__CHALLENGE__
Below are records; count the lines that contain "Утвердить" and give only the total.

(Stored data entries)

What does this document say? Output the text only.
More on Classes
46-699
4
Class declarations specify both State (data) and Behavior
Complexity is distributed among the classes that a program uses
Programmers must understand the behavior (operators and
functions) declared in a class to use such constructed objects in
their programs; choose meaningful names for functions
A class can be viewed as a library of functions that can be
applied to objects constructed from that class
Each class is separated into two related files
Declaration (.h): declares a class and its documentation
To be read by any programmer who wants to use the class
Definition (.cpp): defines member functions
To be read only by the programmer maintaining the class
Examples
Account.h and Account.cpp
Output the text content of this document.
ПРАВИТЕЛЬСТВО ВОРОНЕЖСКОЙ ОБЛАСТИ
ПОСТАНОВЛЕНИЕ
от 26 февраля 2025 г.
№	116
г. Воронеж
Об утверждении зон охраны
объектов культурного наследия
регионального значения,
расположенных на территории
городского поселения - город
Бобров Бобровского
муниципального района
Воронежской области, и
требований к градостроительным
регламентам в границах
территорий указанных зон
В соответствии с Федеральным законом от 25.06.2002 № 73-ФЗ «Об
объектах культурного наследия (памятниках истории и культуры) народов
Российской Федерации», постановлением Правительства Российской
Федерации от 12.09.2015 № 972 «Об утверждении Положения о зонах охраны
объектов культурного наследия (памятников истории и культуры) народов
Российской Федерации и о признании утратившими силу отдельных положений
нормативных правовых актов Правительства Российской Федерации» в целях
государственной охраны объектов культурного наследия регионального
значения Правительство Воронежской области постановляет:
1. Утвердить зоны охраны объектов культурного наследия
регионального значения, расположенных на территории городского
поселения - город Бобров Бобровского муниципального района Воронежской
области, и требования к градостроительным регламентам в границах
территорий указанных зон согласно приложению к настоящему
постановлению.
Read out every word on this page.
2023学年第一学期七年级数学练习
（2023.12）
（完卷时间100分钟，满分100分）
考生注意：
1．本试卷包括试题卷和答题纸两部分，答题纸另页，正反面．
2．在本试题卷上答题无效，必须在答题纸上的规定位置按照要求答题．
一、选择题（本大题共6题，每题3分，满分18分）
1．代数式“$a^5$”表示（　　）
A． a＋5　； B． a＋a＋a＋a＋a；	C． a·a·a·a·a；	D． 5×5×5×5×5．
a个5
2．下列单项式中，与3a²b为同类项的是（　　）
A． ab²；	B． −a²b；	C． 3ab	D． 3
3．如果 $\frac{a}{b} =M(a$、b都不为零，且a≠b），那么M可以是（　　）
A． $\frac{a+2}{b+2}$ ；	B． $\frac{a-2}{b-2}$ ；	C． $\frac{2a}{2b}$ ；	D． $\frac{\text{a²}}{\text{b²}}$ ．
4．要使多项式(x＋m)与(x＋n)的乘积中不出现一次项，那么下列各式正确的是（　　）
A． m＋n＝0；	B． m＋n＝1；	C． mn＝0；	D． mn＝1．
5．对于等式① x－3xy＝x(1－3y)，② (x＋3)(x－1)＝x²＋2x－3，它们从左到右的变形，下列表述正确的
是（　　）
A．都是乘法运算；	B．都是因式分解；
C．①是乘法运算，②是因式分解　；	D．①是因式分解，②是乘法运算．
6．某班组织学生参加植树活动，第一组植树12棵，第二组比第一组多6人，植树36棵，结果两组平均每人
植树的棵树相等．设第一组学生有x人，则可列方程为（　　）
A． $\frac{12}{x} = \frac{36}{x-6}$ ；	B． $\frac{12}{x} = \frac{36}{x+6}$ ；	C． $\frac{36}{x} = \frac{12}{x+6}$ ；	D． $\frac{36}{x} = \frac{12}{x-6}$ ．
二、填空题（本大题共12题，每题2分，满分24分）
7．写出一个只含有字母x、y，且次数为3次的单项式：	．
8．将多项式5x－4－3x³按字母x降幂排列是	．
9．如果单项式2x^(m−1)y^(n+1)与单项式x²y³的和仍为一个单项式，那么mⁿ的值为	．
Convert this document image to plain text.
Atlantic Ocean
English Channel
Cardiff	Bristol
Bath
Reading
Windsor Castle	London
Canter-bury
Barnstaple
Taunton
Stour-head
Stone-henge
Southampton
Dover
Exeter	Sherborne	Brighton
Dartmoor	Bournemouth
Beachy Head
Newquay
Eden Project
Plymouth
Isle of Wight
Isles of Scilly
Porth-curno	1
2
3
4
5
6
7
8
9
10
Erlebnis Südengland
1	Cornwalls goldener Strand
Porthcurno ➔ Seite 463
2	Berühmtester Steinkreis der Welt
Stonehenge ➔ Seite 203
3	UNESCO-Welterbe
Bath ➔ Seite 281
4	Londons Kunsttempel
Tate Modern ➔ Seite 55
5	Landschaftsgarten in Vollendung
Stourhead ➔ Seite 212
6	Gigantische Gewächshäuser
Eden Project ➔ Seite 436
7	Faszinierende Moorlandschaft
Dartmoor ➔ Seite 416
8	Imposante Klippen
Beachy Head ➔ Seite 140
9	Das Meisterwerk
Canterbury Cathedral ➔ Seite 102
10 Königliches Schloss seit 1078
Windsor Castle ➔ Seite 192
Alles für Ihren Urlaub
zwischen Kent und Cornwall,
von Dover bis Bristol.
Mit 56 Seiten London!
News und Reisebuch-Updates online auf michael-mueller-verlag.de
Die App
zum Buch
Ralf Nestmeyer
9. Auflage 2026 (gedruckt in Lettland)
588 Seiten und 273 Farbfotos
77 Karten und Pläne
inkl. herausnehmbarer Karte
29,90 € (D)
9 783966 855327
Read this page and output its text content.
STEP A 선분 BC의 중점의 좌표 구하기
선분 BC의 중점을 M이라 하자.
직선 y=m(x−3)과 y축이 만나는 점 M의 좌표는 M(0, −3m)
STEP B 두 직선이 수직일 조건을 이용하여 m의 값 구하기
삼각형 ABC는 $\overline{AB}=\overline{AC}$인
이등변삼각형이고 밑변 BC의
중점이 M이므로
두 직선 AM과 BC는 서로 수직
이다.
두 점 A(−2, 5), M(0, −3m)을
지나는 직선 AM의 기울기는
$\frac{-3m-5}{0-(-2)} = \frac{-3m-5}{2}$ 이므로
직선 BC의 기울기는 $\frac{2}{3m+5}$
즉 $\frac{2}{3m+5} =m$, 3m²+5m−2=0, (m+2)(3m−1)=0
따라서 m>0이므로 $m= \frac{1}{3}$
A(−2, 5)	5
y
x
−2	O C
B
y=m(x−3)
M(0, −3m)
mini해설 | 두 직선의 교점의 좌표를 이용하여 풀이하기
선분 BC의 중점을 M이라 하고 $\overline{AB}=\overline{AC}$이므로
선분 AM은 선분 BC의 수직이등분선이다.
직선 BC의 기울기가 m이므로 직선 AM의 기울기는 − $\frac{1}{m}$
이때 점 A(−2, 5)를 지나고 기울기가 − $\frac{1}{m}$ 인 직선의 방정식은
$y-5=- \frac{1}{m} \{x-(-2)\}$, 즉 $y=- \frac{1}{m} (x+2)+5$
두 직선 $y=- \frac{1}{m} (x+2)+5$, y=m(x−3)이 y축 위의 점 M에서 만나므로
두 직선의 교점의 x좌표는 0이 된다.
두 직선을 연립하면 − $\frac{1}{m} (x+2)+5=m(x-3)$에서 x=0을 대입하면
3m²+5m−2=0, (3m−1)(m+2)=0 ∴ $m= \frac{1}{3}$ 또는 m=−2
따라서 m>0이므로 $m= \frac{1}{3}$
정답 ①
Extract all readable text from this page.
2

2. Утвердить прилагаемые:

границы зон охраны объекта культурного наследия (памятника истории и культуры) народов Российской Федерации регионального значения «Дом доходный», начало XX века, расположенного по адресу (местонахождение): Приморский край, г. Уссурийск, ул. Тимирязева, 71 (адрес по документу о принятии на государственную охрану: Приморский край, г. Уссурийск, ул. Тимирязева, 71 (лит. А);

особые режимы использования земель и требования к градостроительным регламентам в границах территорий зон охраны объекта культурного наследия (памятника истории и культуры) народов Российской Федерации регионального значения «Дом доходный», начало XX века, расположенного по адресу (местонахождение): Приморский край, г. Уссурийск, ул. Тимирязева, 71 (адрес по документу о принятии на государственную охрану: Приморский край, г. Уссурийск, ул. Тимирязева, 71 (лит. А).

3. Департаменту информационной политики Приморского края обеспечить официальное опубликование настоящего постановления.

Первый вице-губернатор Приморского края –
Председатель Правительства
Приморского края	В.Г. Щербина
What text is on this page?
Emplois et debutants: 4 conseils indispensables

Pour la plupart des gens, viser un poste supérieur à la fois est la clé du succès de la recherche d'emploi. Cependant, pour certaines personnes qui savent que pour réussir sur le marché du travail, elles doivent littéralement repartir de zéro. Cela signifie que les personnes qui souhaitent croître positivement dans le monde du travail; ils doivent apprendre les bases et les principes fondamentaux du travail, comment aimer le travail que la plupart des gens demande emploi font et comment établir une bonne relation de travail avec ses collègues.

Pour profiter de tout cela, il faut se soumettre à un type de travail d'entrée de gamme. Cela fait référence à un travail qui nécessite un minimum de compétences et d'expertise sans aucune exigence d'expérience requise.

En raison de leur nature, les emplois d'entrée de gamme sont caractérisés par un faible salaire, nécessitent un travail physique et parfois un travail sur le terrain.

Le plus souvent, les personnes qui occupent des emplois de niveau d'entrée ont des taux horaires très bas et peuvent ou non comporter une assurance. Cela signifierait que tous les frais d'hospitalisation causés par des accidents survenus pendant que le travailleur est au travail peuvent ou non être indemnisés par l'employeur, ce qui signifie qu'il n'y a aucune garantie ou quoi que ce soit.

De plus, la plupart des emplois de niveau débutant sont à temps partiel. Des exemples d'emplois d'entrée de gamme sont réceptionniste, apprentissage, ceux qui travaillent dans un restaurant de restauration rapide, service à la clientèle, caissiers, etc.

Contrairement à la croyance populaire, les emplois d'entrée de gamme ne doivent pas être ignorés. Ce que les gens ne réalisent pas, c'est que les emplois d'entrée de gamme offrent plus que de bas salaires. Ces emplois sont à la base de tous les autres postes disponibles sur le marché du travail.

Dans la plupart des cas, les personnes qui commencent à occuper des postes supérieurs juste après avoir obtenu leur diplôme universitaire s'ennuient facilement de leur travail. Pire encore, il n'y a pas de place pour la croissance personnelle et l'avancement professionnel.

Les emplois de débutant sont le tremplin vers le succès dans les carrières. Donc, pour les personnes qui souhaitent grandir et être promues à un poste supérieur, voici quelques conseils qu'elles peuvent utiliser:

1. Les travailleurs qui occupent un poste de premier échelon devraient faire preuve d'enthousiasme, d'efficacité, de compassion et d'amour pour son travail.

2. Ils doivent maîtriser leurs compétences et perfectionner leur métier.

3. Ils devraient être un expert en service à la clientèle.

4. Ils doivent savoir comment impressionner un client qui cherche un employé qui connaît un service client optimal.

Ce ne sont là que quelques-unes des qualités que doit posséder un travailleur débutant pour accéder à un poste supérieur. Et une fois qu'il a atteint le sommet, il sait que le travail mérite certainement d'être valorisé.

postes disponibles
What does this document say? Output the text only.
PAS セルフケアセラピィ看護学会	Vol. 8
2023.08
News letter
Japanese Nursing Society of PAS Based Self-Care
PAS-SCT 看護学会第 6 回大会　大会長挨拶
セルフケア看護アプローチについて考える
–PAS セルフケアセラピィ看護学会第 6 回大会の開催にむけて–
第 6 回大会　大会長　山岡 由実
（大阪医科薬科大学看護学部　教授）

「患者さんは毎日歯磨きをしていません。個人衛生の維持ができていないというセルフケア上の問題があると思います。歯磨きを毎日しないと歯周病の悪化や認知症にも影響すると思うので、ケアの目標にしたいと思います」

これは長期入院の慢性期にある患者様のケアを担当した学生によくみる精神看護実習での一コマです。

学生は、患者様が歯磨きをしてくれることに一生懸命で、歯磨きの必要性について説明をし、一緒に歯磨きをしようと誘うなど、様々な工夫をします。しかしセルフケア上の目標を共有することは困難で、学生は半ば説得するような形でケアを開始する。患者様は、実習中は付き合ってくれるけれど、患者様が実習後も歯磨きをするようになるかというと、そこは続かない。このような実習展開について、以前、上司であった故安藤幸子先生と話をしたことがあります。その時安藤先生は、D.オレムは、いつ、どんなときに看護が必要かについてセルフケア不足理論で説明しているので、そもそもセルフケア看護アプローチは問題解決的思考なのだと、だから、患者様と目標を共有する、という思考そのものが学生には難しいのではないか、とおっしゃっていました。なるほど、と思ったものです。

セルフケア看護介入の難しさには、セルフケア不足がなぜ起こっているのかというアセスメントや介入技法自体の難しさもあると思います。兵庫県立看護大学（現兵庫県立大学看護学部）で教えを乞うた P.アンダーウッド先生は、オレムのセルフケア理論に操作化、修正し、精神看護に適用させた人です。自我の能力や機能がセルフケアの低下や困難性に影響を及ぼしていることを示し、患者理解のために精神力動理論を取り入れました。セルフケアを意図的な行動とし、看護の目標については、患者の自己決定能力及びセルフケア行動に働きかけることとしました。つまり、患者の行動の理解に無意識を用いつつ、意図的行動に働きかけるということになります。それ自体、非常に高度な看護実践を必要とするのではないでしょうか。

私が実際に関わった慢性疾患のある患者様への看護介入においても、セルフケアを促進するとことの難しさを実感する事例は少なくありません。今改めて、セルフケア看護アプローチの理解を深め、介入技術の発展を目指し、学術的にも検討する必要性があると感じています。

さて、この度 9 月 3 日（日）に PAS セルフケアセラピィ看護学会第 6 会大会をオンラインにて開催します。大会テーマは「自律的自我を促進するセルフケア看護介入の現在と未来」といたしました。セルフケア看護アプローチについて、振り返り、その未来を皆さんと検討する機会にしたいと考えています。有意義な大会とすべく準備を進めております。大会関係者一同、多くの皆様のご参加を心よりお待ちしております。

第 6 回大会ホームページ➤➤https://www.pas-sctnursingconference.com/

__PROBLEM SOLUTION__
2